> [Set task]
Print out every record exactly as it appears.

> [Input records]
____

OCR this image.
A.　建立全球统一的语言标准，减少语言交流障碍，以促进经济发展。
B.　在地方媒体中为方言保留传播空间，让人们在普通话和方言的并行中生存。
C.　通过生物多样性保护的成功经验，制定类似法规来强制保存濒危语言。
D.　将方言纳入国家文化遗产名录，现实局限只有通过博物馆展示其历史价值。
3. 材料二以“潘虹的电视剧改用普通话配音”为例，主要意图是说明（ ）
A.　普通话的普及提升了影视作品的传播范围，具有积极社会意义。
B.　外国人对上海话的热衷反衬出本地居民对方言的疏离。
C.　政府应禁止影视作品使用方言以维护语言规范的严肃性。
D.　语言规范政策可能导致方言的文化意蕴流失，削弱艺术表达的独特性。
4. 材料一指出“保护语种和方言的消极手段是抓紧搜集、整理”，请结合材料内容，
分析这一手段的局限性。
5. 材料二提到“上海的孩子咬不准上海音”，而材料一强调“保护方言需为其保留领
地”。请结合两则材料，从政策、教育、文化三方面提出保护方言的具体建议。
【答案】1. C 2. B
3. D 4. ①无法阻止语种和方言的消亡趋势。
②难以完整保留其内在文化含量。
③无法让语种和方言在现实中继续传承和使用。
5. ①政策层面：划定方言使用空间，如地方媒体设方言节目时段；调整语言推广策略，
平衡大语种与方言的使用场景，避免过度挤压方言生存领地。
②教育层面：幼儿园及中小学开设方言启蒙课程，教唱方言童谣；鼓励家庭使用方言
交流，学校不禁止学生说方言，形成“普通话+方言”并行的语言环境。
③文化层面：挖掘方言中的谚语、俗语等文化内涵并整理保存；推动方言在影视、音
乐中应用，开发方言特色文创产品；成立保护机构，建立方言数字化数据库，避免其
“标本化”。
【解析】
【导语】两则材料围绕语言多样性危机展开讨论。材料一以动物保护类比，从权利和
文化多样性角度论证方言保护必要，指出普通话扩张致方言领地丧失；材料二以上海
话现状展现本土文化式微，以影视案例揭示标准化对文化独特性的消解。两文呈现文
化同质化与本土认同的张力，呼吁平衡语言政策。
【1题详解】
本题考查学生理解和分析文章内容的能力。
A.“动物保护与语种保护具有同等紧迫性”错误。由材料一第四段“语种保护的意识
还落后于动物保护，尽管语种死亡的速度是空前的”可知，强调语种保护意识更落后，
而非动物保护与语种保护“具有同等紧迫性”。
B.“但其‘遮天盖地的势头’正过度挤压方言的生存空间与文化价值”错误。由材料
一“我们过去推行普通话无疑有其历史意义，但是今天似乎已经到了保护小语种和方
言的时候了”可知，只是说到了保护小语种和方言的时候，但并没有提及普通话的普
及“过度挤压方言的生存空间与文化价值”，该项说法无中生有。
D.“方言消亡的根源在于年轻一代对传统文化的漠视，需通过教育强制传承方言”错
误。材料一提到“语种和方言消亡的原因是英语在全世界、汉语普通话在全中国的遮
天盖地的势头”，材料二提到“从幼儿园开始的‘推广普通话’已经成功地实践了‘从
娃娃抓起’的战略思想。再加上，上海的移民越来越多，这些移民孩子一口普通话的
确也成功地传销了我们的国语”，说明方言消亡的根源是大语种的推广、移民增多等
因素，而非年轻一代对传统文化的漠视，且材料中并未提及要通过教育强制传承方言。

____

> [Full output]
OCR this image.
A.　建立全球统一的语言标准，减少语言交流障碍，以促进经济发展。
B.　在地方媒体中为方言保留传播空间，让人们在普通话和方言的并行中生存。
C.　通过生物多样性保护的成功经验，制定类似法规来强制保存濒危语言。
D.　将方言纳入国家文化遗产名录，现实局限只有通过博物馆展示其历史价值。
3. 材料二以“潘虹的电视剧改用普通话配音”为例，主要意图是说明（ ）
A.　普通话的普及提升了影视作品的传播范围，具有积极社会意义。
B.　外国人对上海话的热衷反衬出本地居民对方言的疏离。
C.　政府应禁止影视作品使用方言以维护语言规范的严肃性。
D.　语言规范政策可能导致方言的文化意蕴流失，削弱艺术表达的独特性。
4. 材料一指出“保护语种和方言的消极手段是抓紧搜集、整理”，请结合材料内容，
分析这一手段的局限性。
5. 材料二提到“上海的孩子咬不准上海音”，而材料一强调“保护方言需为其保留领
地”。请结合两则材料，从政策、教育、文化三方面提出保护方言的具体建议。
【答案】1. C 2. B
3. D 4. ①无法阻止语种和方言的消亡趋势。
②难以完整保留其内在文化含量。
③无法让语种和方言在现实中继续传承和使用。
5. ①政策层面：划定方言使用空间，如地方媒体设方言节目时段；调整语言推广策略，
平衡大语种与方言的使用场景，避免过度挤压方言生存领地。
②教育层面：幼儿园及中小学开设方言启蒙课程，教唱方言童谣；鼓励家庭使用方言
交流，学校不禁止学生说方言，形成“普通话+方言”并行的语言环境。
③文化层面：挖掘方言中的谚语、俗语等文化内涵并整理保存；推动方言在影视、音
乐中应用，开发方言特色文创产品；成立保护机构，建立方言数字化数据库，避免其
“标本化”。
【解析】
【导语】两则材料围绕语言多样性危机展开讨论。材料一以动物保护类比，从权利和
文化多样性角度论证方言保护必要，指出普通话扩张致方言领地丧失；材料二以上海
话现状展现本土文化式微，以影视案例揭示标准化对文化独特性的消解。两文呈现文
化同质化与本土认同的张力，呼吁平衡语言政策。
【1题详解】
本题考查学生理解和分析文章内容的能力。
A.“动物保护与语种保护具有同等紧迫性”错误。由材料一第四段“语种保护的意识
还落后于动物保护，尽管语种死亡的速度是空前的”可知，强调语种保护意识更落后，
而非动物保护与语种保护“具有同等紧迫性”。
B.“但其‘遮天盖地的势头’正过度挤压方言的生存空间与文化价值”错误。由材料
一“我们过去推行普通话无疑有其历史意义，但是今天似乎已经到了保护小语种和方
言的时候了”可知，只是说到了保护小语种和方言的时候，但并没有提及普通话的普
及“过度挤压方言的生存空间与文化价值”，该项说法无中生有。
D.“方言消亡的根源在于年轻一代对传统文化的漠视，需通过教育强制传承方言”错
误。材料一提到“语种和方言消亡的原因是英语在全世界、汉语普通话在全中国的遮
天盖地的势头”，材料二提到“从幼儿园开始的‘推广普通话’已经成功地实践了‘从
娃娃抓起’的战略思想。再加上，上海的移民越来越多，这些移民孩子一口普通话的
确也成功地传销了我们的国语”，说明方言消亡的根源是大语种的推广、移民增多等
因素，而非年轻一代对传统文化的漠视，且材料中并未提及要通过教育强制传承方言。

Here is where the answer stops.